(Dataset items)

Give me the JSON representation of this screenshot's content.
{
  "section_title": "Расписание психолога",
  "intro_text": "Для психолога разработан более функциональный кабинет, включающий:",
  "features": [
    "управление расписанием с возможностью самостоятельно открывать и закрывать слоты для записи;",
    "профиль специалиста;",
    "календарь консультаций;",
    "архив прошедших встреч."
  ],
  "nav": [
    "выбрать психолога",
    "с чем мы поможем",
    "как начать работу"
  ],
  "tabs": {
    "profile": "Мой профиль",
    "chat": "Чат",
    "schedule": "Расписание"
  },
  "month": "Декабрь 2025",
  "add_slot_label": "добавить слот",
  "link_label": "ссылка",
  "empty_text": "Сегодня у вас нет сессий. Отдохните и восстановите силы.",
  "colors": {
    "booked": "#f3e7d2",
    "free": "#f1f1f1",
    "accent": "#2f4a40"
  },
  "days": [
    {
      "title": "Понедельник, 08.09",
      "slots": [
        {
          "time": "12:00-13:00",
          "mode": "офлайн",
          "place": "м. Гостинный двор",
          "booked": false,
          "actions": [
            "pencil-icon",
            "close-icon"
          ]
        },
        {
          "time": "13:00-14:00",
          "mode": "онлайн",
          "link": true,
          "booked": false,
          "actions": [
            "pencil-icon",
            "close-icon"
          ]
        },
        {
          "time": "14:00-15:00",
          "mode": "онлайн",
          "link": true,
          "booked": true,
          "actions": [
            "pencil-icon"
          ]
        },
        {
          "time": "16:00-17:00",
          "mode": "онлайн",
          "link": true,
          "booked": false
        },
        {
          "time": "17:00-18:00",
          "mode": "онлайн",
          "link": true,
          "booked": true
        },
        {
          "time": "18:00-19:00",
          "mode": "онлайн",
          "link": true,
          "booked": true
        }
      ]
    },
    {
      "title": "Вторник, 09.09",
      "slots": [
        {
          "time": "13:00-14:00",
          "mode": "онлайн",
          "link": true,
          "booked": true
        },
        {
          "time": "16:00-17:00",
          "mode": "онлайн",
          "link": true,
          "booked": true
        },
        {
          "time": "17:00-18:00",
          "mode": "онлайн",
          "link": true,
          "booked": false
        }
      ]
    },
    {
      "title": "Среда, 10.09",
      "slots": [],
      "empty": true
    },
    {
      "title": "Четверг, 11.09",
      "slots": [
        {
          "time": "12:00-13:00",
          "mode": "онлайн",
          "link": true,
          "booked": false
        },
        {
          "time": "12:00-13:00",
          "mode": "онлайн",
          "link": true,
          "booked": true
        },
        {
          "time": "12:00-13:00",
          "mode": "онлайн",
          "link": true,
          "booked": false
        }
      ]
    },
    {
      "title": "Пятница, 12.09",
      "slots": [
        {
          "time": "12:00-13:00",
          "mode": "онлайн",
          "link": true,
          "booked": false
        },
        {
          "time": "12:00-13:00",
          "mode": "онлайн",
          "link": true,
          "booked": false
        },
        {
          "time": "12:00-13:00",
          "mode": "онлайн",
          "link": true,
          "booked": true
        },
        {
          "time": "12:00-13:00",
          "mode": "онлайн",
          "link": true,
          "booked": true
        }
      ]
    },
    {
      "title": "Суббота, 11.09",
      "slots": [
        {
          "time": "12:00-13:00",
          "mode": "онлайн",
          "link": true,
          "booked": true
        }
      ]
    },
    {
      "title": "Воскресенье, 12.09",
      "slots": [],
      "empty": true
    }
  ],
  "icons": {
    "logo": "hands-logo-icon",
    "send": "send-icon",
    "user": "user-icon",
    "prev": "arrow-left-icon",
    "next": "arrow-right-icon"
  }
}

• Exercise objective
Can you restate every record above word for word?

• Reply to the task
Give me the JSON representation of this screenshot's content.
{
  "section_title": "Расписание психолога",
  "intro_text": "Для психолога разработан более функциональный кабинет, включающий:",
  "features": [
    "управление расписанием с возможностью самостоятельно открывать и закрывать слоты для записи;",
    "профиль специалиста;",
    "календарь консультаций;",
    "архив прошедших встреч."
  ],
  "nav": [
    "выбрать психолога",
    "с чем мы поможем",
    "как начать работу"
  ],
  "tabs": {
    "profile": "Мой профиль",
    "chat": "Чат",
    "schedule": "Расписание"
  },
  "month": "Декабрь 2025",
  "add_slot_label": "добавить слот",
  "link_label": "ссылка",
  "empty_text": "Сегодня у вас нет сессий. Отдохните и восстановите силы.",
  "colors": {
    "booked": "#f3e7d2",
    "free": "#f1f1f1",
    "accent": "#2f4a40"
  },
  "days": [
    {
      "title": "Понедельник, 08.09",
      "slots": [
        {
          "time": "12:00-13:00",
          "mode": "офлайн",
          "place": "м. Гостинный двор",
          "booked": false,
          "actions": [
            "pencil-icon",
            "close-icon"
          ]
        },
        {
          "time": "13:00-14:00",
          "mode": "онлайн",
          "link": true,
          "booked": false,
          "actions": [
            "pencil-icon",
            "close-icon"
          ]
        },
        {
          "time": "14:00-15:00",
          "mode": "онлайн",
          "link": true,
          "booked": true,
          "actions": [
            "pencil-icon"
          ]
        },
        {
          "time": "16:00-17:00",
          "mode": "онлайн",
          "link": true,
          "booked": false
        },
        {
          "time": "17:00-18:00",
          "mode": "онлайн",
          "link": true,
          "booked": true
        },
        {
          "time": "18:00-19:00",
          "mode": "онлайн",
          "link": true,
          "booked": true
        }
      ]
    },
    {
      "title": "Вторник, 09.09",
      "slots": [
        {
          "time": "13:00-14:00",
          "mode": "онлайн",
          "link": true,
          "booked": true
        },
        {
          "time": "16:00-17:00",
          "mode": "онлайн",
          "link": true,
          "booked": true
        },
        {
          "time": "17:00-18:00",
          "mode": "онлайн",
          "link": true,
          "booked": false
        }
      ]
    },
    {
      "title": "Среда, 10.09",
      "slots": [],
      "empty": true
    },
    {
      "title": "Четверг, 11.09",
      "slots": [
        {
          "time": "12:00-13:00",
          "mode": "онлайн",
          "link": true,
          "booked": false
        },
        {
          "time": "12:00-13:00",
          "mode": "онлайн",
          "link": true,
          "booked": true
        },
        {
          "time": "12:00-13:00",
          "mode": "онлайн",
          "link": true,
          "booked": false
        }
      ]
    },
    {
      "title": "Пятница, 12.09",
      "slots": [
        {
          "time": "12:00-13:00",
          "mode": "онлайн",
          "link": true,
          "booked": false
        },
        {
          "time": "12:00-13:00",
          "mode": "онлайн",
          "link": true,
          "booked": false
        },
        {
          "time": "12:00-13:00",
          "mode": "онлайн",
          "link": true,
          "booked": true
        },
        {
          "time": "12:00-13:00",
          "mode": "онлайн",
          "link": true,
          "booked": true
        }
      ]
    },
    {
      "title": "Суббота, 11.09",
      "slots": [
        {
          "time": "12:00-13:00",
          "mode": "онлайн",
          "link": true,
          "booked": true
        }
      ]
    },
    {
      "title": "Воскресенье, 12.09",
      "slots": [],
      "empty": true
    }
  ],
  "icons": {
    "logo": "hands-logo-icon",
    "send": "send-icon",
    "user": "user-icon",
    "prev": "arrow-left-icon",
    "next": "arrow-right-icon"
  }
}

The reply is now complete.